Trecho para leitura.
★ ★ ★ ★ ★
06 Mai 2025
"A diversidade, se honesta e radicada na pesquisa sincera, é geradora", escreve Antonio Spadaro, jesuíta e ex-diretor da revista La Civiltà Cattolica, publicado por La Repubblica, 04-05-2025. A tradução é de Luisa Rabolini.
No debate que perpassa a Igreja Católica hoje, no limiar de um Conclave exigente - entre diferenças culturais, tensões internas e desafios globais - o tema da unidade é frequentemente evocado como um ideal a ser defendido. Mas será que é realmente o ponto central? Alguns dizem que o verdadeiro problema da Igreja hoje, após o pontificado de Francisco, é a falta de unidade: muitas vozes discordantes, muitas sensibilidades diferentes, muitas tensões sobre temas éticos e sociais. Mas essa visão corre o risco de ser enganosa.
Vejamos o porquê.
As diferenças são uma característica da sociedade global, uma condição estrutural. Pretender que a Igreja - como qualquer outra realidade coletiva - se expresse de maneira uniforme e monocórdica é ignorar essa transformação. A coesão não pode ser buscada na uniformidade, mas na capacidade de acolher e harmonizar o múltiplo.
Bergoglio entendeu a instituição eclesial como uma harmonia que está constantemente se formando a partir da desordem da diversidade e dos contrastes, sabendo que tanto a desordem quanto a harmonia são suscitadas pelo próprio Espírito Santo e, portanto, ambas têm um profundo valor espiritual. O Espírito não impõe a homogeneidade, mas harmoniza e concilia as diferenças. A unidade da Igreja, portanto, é fruto da liberdade do Espírito, que atua na história e nas consciências.
Pensar na unidade em termos de compactação ideológica ou de consenso absoluto é, hoje, uma ilusão perigosa. Significa simplificar a realidade, reduzindo-a a categorias estáticas, quando, de fato, a realidade é fluida, perpassada por conflitos que nem sempre podem ser resolvidos de forma linear. Mas é justamente dessa complexidade que pode nascer algo vital, caso se tenha a coragem de enfrentá-la sem medo e à luz de um Evangelho radical e sem as adaptações próprias daquilo que Francisco chamava de “introversão eclesial”, que nada tem a ver com a verdadeira forma católica da Igreja. Contra essa introversão, Francisco lutou também invocando a liberdade de expressão. Ele disse em 2014 aos bispos reunidos no Sínodo: “Que ninguém diga: ‘Isto não pode ser dito; pensará de mim desta ou daquela maneira...’”. E ele citou um cardeal que lhe escreveu: “é uma pena que alguns cardeais não tenham tido a coragem de dizer algumas coisas por respeito ao papa, talvez considerando que o papa pensasse algo diferente”.
★ ★ ★ ★ ★
Exercícios.
1/ Cite o trecho do texto sobre a unidade da Igreja que vai de "06 Mai 2025" até "Vejamos o porquê.", inclusive.
2/ Responda com base no texto sobre a unidade da Igreja:
(a) Quem fez a tradução do texto?
(b) Segundo o texto, em que a coesão não pode ser buscada?
(c) Em que ano Francisco falou aos bispos reunidos no Sínodo?
★ ★ ★ ★ ★
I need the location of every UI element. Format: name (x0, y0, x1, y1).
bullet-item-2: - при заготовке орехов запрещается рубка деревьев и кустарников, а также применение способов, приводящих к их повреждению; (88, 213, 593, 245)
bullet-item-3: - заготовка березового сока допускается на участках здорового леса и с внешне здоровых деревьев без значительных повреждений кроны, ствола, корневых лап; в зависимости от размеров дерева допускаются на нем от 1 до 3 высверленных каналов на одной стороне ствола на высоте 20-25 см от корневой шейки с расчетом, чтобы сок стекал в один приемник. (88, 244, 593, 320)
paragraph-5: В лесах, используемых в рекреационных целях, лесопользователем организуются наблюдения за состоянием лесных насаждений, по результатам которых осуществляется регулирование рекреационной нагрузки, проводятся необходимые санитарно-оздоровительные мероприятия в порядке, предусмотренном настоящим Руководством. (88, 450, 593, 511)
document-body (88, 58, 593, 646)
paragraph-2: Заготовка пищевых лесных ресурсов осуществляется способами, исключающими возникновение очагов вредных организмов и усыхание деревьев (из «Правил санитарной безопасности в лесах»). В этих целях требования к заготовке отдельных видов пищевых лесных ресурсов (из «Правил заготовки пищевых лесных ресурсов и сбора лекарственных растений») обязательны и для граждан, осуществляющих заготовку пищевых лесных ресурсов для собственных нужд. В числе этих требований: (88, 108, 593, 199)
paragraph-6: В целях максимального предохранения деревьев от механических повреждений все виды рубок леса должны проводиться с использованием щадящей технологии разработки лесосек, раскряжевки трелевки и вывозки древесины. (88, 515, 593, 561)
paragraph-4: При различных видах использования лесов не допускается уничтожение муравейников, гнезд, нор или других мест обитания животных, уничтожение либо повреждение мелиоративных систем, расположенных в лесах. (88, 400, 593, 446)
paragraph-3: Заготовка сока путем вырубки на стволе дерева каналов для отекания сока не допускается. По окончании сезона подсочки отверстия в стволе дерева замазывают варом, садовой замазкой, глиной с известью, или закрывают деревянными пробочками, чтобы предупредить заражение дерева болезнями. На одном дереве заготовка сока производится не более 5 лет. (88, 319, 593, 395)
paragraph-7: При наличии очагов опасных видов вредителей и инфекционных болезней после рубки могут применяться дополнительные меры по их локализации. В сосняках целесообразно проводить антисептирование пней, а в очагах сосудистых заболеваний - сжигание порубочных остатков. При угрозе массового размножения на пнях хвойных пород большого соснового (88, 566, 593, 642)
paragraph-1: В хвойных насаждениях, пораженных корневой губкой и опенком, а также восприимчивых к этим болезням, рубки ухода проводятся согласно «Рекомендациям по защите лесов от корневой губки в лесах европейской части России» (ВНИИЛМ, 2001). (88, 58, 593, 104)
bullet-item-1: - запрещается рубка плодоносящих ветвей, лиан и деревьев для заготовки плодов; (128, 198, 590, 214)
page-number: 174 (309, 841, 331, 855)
★ ★ ★ ★ ★
Respostas dos exercícios.
1/
06 Mai 2025
"A diversidade, se honesta e radicada na pesquisa sincera, é geradora", escreve Antonio Spadaro, jesuíta e ex-diretor da revista La Civiltà Cattolica, publicado por La Repubblica, 04-05-2025. A tradução é de Luisa Rabolini.
No debate que perpassa a Igreja Católica hoje, no limiar de um Conclave exigente - entre diferenças culturais, tensões internas e desafios globais - o tema da unidade é frequentemente evocado como um ideal a ser defendido. Mas será que é realmente o ponto central? Alguns dizem que o verdadeiro problema da Igreja hoje, após o pontificado de Francisco, é a falta de unidade: muitas vozes discordantes, muitas sensibilidades diferentes, muitas tensões sobre temas éticos e sociais. Mas essa visão corre o risco de ser enganosa.
Vejamos o porquê.

2/
(a) Luisa Rabolini.
(b) Na uniformidade.
(c) Em 2014.